Go through the entries and count the lines with the string "Tadeusz" in them. Give only that number.

--- START OF Data supplied ---

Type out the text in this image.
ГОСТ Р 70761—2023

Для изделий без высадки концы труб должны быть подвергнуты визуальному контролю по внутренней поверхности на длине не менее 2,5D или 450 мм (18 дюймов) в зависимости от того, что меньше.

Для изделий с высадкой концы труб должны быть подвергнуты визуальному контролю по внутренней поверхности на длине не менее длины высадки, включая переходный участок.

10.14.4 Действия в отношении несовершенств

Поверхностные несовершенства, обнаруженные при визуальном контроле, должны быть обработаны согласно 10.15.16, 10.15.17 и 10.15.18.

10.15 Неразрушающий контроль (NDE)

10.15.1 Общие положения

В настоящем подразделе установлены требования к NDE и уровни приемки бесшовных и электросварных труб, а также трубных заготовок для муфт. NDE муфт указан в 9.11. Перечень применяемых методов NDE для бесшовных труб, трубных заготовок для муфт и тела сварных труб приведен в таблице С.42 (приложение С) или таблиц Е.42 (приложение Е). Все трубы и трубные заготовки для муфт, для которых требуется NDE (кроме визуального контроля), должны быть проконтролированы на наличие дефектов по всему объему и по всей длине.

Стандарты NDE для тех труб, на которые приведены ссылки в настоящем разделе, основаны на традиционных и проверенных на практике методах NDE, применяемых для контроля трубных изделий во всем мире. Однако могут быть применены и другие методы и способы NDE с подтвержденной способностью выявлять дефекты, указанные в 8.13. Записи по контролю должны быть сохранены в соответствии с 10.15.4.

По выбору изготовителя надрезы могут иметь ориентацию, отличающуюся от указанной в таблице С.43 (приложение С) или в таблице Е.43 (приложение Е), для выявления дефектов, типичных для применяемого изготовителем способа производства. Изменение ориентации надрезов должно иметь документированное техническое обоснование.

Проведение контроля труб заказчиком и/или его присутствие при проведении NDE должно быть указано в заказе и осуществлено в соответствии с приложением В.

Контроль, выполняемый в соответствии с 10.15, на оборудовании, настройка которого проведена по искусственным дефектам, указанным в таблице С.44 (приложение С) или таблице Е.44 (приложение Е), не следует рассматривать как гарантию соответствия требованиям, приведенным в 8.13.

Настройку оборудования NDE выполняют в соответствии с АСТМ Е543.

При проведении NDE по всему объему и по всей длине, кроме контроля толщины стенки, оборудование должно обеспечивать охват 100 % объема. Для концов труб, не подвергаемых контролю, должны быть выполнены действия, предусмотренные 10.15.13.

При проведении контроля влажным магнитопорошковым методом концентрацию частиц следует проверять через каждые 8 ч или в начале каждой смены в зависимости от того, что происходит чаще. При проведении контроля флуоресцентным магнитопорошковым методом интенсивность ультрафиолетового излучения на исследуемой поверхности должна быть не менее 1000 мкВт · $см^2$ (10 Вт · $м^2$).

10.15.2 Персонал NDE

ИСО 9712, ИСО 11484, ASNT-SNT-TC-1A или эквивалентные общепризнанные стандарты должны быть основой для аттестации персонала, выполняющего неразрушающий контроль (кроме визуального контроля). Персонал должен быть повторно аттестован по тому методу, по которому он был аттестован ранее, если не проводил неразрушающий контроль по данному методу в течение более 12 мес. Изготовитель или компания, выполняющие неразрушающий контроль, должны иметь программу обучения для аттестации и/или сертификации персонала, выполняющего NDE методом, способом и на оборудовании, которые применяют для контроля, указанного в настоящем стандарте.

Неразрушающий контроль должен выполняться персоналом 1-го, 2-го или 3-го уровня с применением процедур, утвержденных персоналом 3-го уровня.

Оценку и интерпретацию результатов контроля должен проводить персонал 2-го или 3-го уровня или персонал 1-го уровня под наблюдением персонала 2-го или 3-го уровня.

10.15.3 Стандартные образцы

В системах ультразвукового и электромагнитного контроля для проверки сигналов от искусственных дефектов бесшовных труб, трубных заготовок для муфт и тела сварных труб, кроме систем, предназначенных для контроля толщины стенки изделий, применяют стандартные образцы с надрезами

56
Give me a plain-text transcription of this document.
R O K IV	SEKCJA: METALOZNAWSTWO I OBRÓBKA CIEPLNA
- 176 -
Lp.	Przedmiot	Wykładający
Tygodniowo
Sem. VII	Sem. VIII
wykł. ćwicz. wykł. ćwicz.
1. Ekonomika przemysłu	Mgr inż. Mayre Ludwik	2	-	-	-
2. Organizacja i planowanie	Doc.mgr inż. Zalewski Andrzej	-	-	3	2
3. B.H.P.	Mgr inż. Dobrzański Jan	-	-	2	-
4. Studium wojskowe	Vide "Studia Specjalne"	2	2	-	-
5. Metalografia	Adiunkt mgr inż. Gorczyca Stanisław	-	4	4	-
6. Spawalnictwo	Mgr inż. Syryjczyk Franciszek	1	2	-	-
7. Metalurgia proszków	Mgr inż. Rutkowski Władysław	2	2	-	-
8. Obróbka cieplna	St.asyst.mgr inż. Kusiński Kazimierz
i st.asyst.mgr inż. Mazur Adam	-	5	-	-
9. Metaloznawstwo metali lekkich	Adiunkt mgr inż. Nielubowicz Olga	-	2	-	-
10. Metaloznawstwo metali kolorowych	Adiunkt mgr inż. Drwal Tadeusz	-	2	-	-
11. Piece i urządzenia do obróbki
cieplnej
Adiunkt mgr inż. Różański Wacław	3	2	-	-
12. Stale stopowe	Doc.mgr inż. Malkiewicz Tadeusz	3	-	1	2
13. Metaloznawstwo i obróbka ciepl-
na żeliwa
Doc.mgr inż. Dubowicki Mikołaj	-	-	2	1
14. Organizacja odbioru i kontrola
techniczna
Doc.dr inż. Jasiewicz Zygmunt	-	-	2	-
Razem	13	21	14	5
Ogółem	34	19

--- END OF Data supplied ---

● Correct output
2